Requirements: Every line of the data must be copied exactly.
::: Data records :::
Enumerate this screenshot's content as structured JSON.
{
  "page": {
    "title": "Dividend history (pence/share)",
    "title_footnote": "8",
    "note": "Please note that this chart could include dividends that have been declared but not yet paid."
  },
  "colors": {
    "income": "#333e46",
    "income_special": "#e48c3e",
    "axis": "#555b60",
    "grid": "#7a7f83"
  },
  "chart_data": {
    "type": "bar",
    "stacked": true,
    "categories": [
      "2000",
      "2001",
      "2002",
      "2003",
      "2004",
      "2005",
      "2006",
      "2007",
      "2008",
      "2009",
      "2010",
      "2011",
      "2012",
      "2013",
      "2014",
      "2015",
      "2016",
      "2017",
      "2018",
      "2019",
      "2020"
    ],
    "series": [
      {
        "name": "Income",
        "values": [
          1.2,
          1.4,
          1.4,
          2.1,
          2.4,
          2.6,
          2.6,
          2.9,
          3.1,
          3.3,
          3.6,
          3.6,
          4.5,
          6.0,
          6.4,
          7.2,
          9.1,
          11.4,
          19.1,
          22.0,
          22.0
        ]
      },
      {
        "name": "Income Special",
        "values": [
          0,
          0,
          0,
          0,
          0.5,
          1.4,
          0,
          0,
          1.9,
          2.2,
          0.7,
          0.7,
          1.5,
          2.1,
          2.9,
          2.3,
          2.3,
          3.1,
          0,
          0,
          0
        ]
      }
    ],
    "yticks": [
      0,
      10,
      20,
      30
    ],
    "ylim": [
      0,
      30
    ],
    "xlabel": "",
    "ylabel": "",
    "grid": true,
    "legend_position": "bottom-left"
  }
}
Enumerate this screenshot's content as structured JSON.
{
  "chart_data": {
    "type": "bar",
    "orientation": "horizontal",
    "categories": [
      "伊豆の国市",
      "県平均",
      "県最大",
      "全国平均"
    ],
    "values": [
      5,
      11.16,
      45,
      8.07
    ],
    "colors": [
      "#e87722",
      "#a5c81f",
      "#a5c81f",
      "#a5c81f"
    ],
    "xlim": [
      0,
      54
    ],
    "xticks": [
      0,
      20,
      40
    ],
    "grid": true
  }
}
:::
Right answer:
Enumerate this screenshot's content as structured JSON.
{
  "page": {
    "title": "Dividend history (pence/share)",
    "title_footnote": "8",
    "note": "Please note that this chart could include dividends that have been declared but not yet paid."
  },
  "colors": {
    "income": "#333e46",
    "income_special": "#e48c3e",
    "axis": "#555b60",
    "grid": "#7a7f83"
  },
  "chart_data": {
    "type": "bar",
    "stacked": true,
    "categories": [
      "2000",
      "2001",
      "2002",
      "2003",
      "2004",
      "2005",
      "2006",
      "2007",
      "2008",
      "2009",
      "2010",
      "2011",
      "2012",
      "2013",
      "2014",
      "2015",
      "2016",
      "2017",
      "2018",
      "2019",
      "2020"
    ],
    "series": [
      {
        "name": "Income",
        "values": [
          1.2,
          1.4,
          1.4,
          2.1,
          2.4,
          2.6,
          2.6,
          2.9,
          3.1,
          3.3,
          3.6,
          3.6,
          4.5,
          6.0,
          6.4,
          7.2,
          9.1,
          11.4,
          19.1,
          22.0,
          22.0
        ]
      },
      {
        "name": "Income Special",
        "values": [
          0,
          0,
          0,
          0,
          0.5,
          1.4,
          0,
          0,
          1.9,
          2.2,
          0.7,
          0.7,
          1.5,
          2.1,
          2.9,
          2.3,
          2.3,
          3.1,
          0,
          0,
          0
        ]
      }
    ],
    "yticks": [
      0,
      10,
      20,
      30
    ],
    "ylim": [
      0,
      30
    ],
    "xlabel": "",
    "ylabel": "",
    "grid": true,
    "legend_position": "bottom-left"
  }
}
Enumerate this screenshot's content as structured JSON.
{
  "chart_data": {
    "type": "bar",
    "orientation": "horizontal",
    "categories": [
      "伊豆の国市",
      "県平均",
      "県最大",
      "全国平均"
    ],
    "values": [
      5,
      11.16,
      45,
      8.07
    ],
    "colors": [
      "#e87722",
      "#a5c81f",
      "#a5c81f",
      "#a5c81f"
    ],
    "xlim": [
      0,
      54
    ],
    "xticks": [
      0,
      20,
      40
    ],
    "grid": true
  }
}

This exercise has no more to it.